⟨

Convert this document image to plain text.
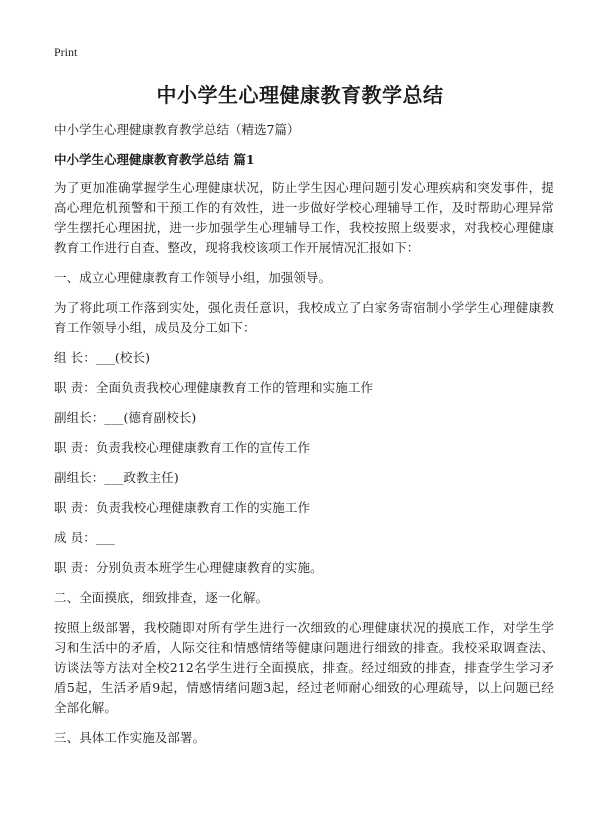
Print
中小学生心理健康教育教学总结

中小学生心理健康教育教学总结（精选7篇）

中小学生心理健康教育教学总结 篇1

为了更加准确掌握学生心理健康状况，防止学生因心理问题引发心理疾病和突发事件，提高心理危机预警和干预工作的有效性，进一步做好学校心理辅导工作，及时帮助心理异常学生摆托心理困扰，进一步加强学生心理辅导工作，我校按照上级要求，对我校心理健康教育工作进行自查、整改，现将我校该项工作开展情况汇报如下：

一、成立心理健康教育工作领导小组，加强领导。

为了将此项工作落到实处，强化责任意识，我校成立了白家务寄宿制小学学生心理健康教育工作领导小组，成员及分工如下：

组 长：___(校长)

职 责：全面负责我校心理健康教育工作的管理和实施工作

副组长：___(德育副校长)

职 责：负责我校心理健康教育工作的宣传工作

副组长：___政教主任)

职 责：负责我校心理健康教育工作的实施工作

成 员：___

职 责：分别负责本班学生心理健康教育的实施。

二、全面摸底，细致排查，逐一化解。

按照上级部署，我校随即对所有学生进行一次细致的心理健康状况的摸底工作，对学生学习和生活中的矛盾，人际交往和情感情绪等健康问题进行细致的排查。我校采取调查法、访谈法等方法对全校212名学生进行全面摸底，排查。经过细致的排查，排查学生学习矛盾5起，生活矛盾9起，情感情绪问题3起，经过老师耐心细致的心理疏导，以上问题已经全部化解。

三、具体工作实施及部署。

⟩
⟨

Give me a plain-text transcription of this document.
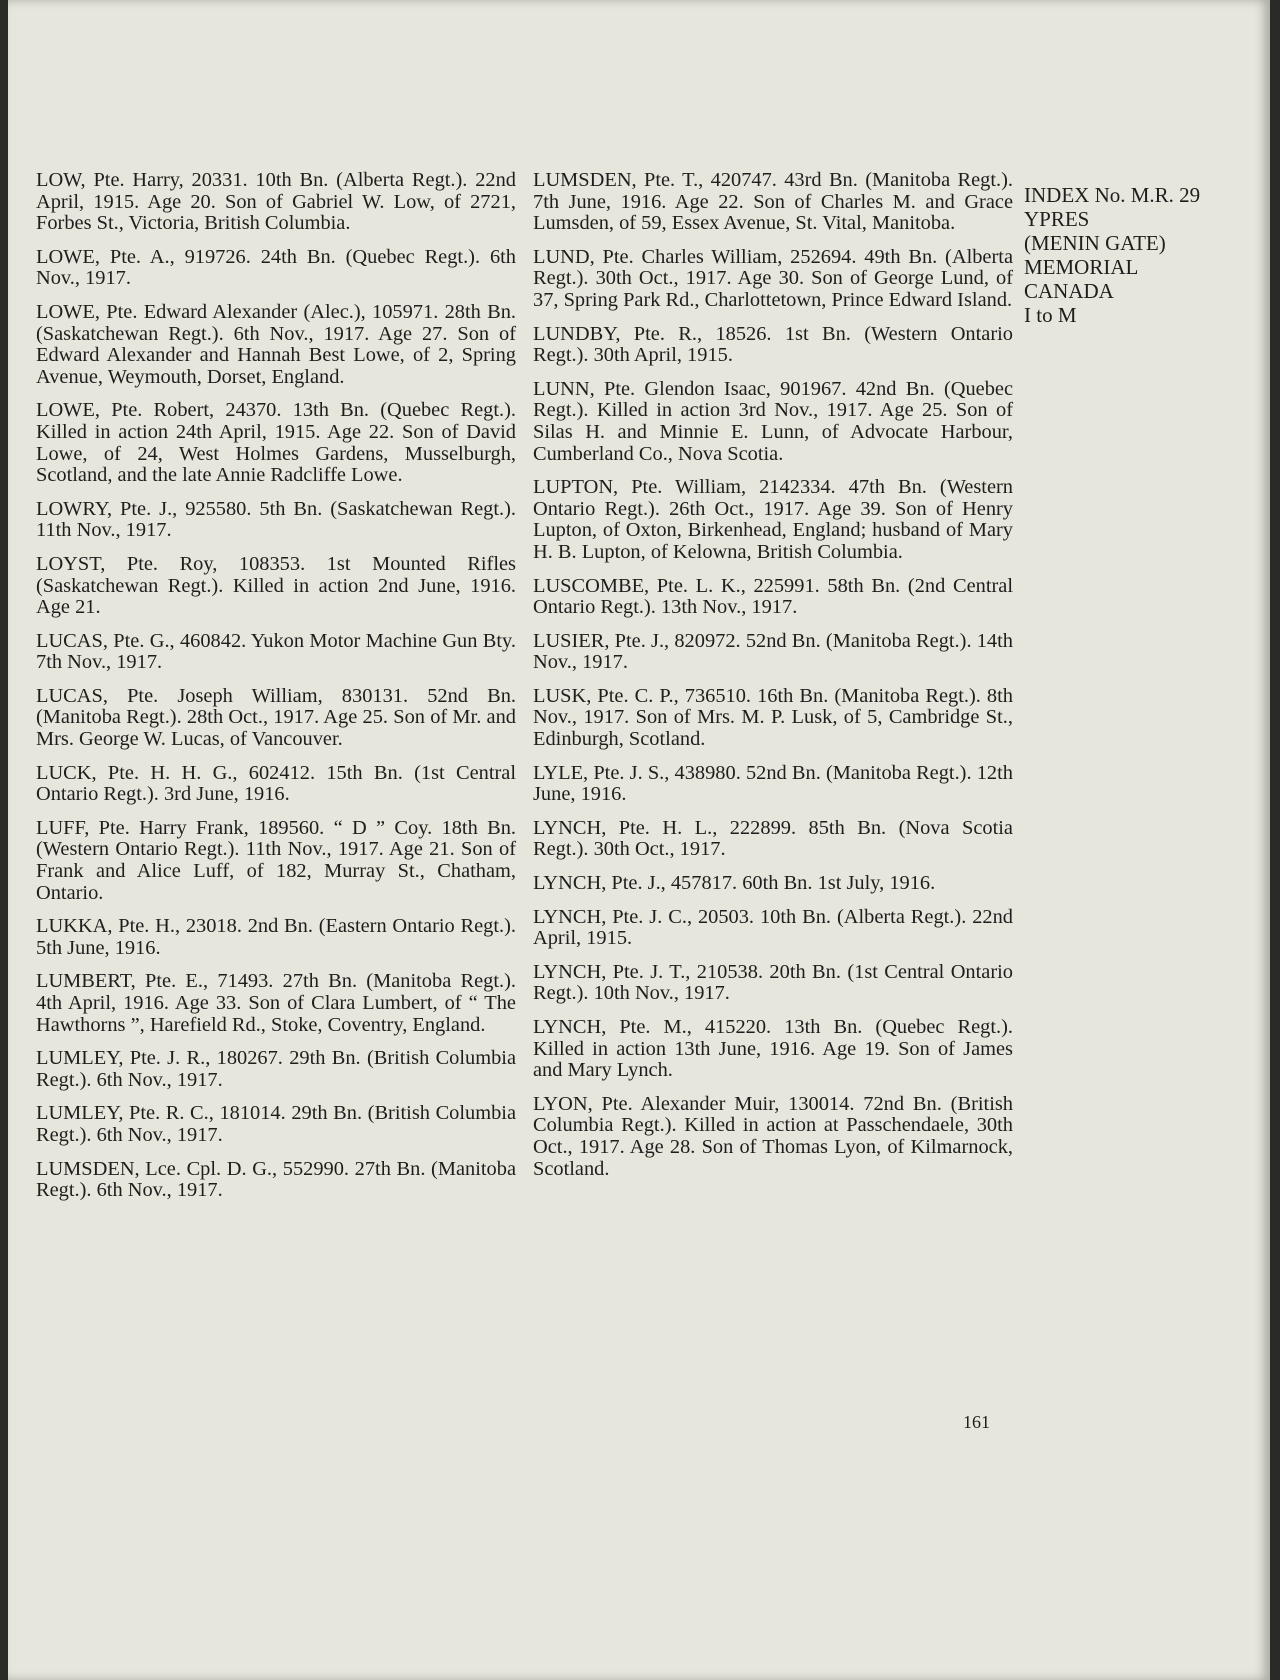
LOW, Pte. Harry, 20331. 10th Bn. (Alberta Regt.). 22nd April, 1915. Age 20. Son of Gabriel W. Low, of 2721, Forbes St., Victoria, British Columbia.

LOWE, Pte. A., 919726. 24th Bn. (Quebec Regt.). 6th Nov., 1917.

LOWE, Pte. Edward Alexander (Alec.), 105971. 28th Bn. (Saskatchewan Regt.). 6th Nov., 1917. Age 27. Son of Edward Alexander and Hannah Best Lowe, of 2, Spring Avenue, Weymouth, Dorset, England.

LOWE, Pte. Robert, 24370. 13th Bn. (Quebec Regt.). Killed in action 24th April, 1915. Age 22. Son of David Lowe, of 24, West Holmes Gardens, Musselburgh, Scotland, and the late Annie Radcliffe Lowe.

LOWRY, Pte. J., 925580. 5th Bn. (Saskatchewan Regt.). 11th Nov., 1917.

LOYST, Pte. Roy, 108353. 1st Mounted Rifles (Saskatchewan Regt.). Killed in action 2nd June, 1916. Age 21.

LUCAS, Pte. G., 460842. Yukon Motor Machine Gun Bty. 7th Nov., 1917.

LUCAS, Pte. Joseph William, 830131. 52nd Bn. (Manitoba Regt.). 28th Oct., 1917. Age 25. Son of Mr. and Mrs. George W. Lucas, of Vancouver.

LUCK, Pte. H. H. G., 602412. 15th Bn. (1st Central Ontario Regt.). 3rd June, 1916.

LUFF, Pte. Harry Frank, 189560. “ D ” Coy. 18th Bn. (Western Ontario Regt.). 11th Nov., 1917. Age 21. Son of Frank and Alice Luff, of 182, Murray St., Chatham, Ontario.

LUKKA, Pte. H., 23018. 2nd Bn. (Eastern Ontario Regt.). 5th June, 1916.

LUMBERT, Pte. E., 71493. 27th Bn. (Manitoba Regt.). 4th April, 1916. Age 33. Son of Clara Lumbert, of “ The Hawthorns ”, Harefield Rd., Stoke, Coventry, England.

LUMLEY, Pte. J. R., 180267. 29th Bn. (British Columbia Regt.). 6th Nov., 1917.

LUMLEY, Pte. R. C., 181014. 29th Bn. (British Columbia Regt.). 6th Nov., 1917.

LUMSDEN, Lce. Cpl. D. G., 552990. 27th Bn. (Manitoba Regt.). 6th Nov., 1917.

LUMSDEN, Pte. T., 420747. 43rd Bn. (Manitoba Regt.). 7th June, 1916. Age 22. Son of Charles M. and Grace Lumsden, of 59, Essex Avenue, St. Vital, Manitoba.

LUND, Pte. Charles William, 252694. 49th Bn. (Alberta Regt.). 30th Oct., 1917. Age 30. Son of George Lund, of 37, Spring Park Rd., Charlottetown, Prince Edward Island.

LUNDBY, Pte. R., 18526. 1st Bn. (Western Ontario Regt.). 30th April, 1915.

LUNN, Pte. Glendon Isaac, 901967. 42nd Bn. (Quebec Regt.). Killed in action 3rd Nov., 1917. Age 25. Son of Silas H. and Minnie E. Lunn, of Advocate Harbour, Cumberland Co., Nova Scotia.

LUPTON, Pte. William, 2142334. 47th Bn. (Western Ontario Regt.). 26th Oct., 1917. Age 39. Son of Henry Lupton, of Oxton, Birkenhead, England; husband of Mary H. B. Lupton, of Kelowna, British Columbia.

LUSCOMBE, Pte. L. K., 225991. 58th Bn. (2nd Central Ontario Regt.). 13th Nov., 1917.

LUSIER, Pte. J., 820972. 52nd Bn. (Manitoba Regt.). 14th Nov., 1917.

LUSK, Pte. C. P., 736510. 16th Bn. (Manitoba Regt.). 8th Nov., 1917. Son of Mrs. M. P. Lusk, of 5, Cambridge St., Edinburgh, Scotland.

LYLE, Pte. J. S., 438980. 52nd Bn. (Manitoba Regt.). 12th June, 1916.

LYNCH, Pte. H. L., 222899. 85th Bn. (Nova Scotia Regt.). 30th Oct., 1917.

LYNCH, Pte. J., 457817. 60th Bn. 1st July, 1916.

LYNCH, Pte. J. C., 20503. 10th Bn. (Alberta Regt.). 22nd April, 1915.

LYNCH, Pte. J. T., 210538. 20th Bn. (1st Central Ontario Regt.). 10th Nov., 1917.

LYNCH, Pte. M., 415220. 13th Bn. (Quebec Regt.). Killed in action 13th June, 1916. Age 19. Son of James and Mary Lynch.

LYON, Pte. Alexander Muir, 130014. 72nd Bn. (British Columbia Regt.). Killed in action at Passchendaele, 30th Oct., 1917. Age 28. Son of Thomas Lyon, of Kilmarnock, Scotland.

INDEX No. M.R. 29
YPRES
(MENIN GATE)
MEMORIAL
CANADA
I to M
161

⟩

BRIEF:
Using the listing above, gather each line that holds the string "text" and copy it.

EXPECTED ANSWER:
Convert this document image to plain text.
Give me a plain-text transcription of this document.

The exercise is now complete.